_WHAT YOU SHOULD DO_
Retype the records that come next, word for word.

Entries from a dataset:
------------------------------------

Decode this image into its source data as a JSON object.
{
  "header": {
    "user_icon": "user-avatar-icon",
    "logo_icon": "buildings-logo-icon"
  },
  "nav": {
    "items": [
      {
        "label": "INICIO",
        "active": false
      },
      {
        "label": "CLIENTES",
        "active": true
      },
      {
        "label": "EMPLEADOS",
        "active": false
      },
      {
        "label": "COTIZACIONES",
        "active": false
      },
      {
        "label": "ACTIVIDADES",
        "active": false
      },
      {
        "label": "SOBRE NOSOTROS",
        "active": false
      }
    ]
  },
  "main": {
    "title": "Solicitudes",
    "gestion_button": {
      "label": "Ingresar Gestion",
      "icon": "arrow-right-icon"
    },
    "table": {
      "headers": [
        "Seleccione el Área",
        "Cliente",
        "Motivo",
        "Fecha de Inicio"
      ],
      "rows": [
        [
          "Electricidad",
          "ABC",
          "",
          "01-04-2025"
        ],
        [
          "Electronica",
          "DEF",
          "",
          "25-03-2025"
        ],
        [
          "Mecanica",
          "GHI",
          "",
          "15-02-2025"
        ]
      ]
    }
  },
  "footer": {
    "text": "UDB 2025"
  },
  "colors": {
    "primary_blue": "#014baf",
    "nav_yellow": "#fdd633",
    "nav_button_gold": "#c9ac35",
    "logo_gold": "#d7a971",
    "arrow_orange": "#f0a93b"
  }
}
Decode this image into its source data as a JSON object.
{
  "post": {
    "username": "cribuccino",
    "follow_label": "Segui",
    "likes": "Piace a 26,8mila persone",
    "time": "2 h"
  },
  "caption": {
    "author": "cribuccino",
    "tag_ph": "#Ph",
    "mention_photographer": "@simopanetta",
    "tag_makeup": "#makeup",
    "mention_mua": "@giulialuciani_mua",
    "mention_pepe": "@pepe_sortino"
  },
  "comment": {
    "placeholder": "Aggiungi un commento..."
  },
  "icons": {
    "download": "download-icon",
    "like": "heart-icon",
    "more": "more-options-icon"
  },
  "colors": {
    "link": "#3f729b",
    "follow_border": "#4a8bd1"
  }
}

------------------------------------

_PROBLEM SOLUTION_
Decode this image into its source data as a JSON object.
{
  "header": {
    "user_icon": "user-avatar-icon",
    "logo_icon": "buildings-logo-icon"
  },
  "nav": {
    "items": [
      {
        "label": "INICIO",
        "active": false
      },
      {
        "label": "CLIENTES",
        "active": true
      },
      {
        "label": "EMPLEADOS",
        "active": false
      },
      {
        "label": "COTIZACIONES",
        "active": false
      },
      {
        "label": "ACTIVIDADES",
        "active": false
      },
      {
        "label": "SOBRE NOSOTROS",
        "active": false
      }
    ]
  },
  "main": {
    "title": "Solicitudes",
    "gestion_button": {
      "label": "Ingresar Gestion",
      "icon": "arrow-right-icon"
    },
    "table": {
      "headers": [
        "Seleccione el Área",
        "Cliente",
        "Motivo",
        "Fecha de Inicio"
      ],
      "rows": [
        [
          "Electricidad",
          "ABC",
          "",
          "01-04-2025"
        ],
        [
          "Electronica",
          "DEF",
          "",
          "25-03-2025"
        ],
        [
          "Mecanica",
          "GHI",
          "",
          "15-02-2025"
        ]
      ]
    }
  },
  "footer": {
    "text": "UDB 2025"
  },
  "colors": {
    "primary_blue": "#014baf",
    "nav_yellow": "#fdd633",
    "nav_button_gold": "#c9ac35",
    "logo_gold": "#d7a971",
    "arrow_orange": "#f0a93b"
  }
}
Decode this image into its source data as a JSON object.
{
  "post": {
    "username": "cribuccino",
    "follow_label": "Segui",
    "likes": "Piace a 26,8mila persone",
    "time": "2 h"
  },
  "caption": {
    "author": "cribuccino",
    "tag_ph": "#Ph",
    "mention_photographer": "@simopanetta",
    "tag_makeup": "#makeup",
    "mention_mua": "@giulialuciani_mua",
    "mention_pepe": "@pepe_sortino"
  },
  "comment": {
    "placeholder": "Aggiungi un commento..."
  },
  "icons": {
    "download": "download-icon",
    "like": "heart-icon",
    "more": "more-options-icon"
  },
  "colors": {
    "link": "#3f729b",
    "follow_border": "#4a8bd1"
  }
}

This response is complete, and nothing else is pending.